__What you are asked to do__.
Select and reproduce each line of the listing below that bears the string "data".

__Listing__.
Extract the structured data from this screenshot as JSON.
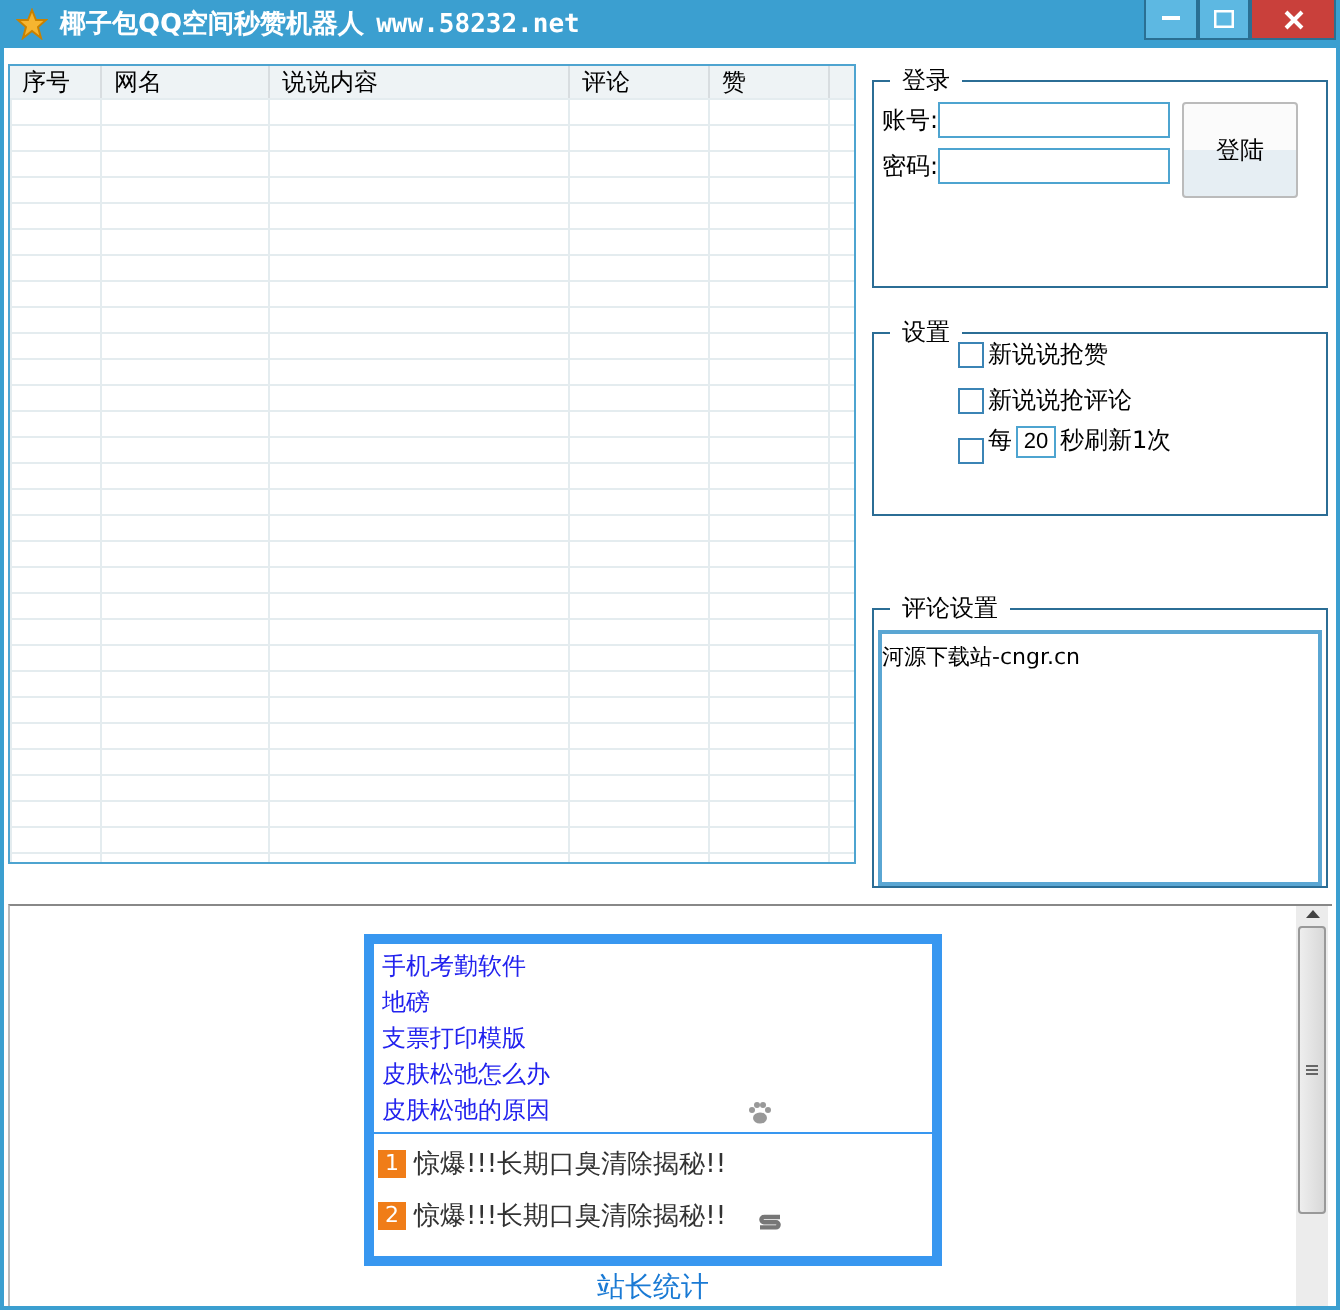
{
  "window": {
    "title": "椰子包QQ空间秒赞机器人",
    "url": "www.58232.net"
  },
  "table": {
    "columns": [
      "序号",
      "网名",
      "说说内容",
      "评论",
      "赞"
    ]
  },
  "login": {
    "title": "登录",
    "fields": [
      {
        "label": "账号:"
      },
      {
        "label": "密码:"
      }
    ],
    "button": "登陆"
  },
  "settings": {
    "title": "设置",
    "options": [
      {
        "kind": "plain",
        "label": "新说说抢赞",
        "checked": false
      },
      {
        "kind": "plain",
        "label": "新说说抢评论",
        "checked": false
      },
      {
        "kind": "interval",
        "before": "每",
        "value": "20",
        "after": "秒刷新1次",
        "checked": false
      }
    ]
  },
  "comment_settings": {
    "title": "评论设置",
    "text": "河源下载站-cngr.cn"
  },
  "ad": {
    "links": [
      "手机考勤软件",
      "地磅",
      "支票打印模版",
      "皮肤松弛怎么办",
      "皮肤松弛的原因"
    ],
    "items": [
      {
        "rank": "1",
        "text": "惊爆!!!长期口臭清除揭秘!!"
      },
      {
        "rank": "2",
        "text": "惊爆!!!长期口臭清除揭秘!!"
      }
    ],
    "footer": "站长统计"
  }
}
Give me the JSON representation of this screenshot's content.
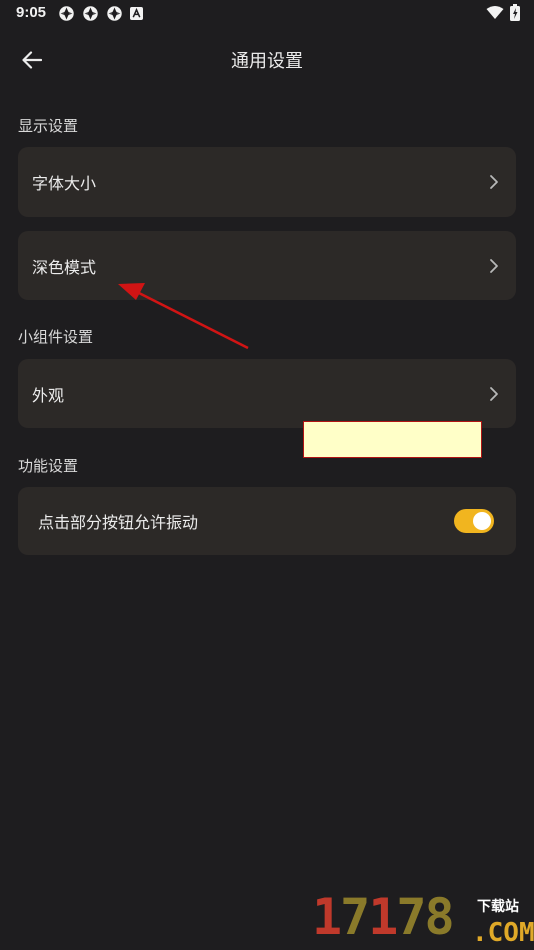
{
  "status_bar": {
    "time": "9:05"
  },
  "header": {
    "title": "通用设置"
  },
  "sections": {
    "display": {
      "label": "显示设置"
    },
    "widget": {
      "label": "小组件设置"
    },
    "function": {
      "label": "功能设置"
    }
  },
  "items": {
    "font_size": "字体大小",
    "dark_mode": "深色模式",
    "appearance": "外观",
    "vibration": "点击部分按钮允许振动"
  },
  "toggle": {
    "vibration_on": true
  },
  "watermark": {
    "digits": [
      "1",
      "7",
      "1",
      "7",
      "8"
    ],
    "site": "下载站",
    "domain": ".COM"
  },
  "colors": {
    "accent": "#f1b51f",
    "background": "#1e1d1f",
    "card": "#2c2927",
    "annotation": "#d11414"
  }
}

* * *

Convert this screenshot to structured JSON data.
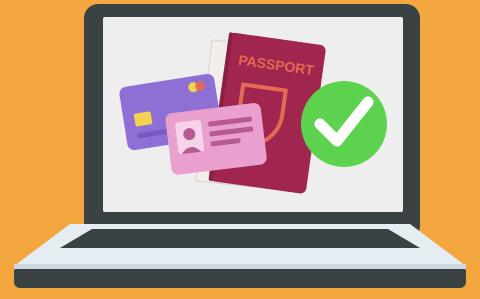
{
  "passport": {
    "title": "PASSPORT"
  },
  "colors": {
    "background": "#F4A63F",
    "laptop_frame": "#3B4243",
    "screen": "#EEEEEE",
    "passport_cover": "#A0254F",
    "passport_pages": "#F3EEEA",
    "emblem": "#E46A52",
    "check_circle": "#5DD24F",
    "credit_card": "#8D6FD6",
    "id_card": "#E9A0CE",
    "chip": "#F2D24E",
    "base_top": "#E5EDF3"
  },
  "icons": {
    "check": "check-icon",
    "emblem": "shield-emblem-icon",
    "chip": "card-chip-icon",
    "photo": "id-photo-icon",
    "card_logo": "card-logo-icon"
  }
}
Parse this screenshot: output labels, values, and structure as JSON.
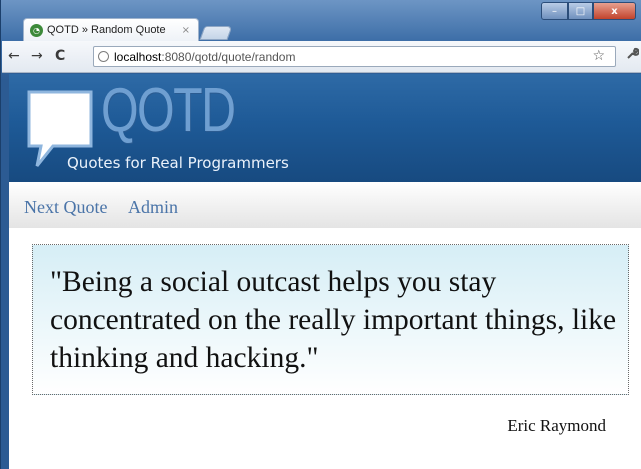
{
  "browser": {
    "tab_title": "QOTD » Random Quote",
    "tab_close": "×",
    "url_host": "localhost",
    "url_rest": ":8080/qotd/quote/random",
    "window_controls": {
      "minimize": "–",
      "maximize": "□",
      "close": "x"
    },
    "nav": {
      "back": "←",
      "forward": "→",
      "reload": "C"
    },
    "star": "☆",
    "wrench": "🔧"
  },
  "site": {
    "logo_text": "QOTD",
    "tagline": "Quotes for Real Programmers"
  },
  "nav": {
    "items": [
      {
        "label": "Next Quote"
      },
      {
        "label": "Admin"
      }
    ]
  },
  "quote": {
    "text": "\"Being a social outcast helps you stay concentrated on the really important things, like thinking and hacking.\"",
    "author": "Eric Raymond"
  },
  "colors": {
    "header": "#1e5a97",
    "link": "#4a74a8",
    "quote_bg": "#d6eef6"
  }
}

---

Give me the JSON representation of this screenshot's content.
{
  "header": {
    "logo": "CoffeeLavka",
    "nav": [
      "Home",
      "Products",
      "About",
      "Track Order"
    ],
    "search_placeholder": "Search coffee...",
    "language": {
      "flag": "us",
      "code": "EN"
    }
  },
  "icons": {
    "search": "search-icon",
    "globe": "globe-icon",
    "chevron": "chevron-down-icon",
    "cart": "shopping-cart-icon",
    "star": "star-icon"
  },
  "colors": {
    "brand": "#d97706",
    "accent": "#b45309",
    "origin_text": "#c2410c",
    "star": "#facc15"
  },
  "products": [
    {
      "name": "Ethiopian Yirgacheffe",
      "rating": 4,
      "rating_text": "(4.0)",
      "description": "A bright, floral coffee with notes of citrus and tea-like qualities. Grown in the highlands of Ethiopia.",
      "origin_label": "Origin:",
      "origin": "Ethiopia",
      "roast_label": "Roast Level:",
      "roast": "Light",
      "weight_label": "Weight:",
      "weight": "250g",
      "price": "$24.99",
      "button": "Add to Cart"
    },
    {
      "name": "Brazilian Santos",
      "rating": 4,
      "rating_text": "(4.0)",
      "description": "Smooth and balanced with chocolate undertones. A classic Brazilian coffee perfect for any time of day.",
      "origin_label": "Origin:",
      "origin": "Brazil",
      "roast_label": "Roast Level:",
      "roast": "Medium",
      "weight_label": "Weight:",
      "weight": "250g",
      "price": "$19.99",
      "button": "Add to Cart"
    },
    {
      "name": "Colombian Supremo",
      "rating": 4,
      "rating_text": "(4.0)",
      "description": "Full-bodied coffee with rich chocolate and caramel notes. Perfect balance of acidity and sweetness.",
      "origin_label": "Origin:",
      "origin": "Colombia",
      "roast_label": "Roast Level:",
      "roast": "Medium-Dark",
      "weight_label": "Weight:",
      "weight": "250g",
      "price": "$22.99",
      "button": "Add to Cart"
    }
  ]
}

__Completed task__.
Extract the structured data from this screenshot as JSON.
Convert this screenshot to structured JSON data.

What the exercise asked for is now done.